→ **REQUEST**:
From the motions-to-dismiss passage, answer these:
1. Which parties filed motions to dismiss?
2. Which two causes of action do the Resnicks seek to dismiss that appear in neither Pace's nor Berg's list?
3. Which two causes of action does Berg seek to dismiss that neither Pace nor the Resnicks list for dismissal?

→ **TEXT BLOCK**:
# # # # #

Pace, the Resnicks and Berg each filed motions to dismiss. Pace moves for the dismissal of the following causes of action: breach of the implied covenant of good faith and fair dealing; intentional interference with contractual relationships; intentional interference with prospective economic advantage; and misappropriation of trade secrets. Pace also moves to strike Plaintiff's unfair competition cause of action.
The Resnicks move for the dismissal of the following causes of action: breach of contract; breach of the implied covenant of good faith and fair dealing; intentional interference with contractual relationships; intentional interference with prospective economic advantage; misappropriation of trade secrets; and fraudulent inducement. The Resnicks also move to strike Plaintiff's unfair competition cause of action.
Berg moves for the dismissal of the following causes of action: intentional interference with contractual relationships; intentional interference with prospective economic advantage; unfair competition; and injunctive relief. Berg alternatively moves to strike Plaintiff's unfair competition cause of action.

# # # # #

→ **GIVEN MATERIAL**:
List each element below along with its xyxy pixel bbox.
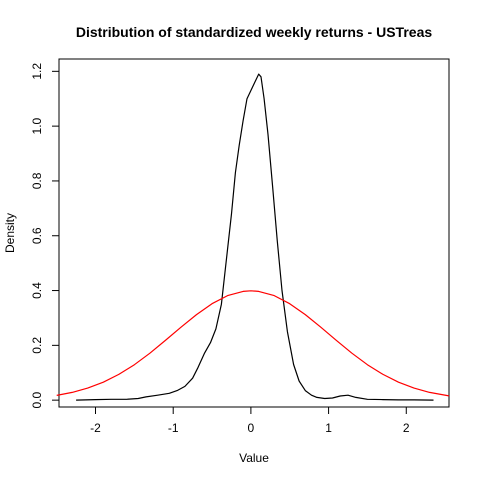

# # # # #

→ **REPLY**:
1. Pace, the Resnicks and Berg.
2. Breach of contract and fraudulent inducement.
3. Unfair competition and injunctive relief.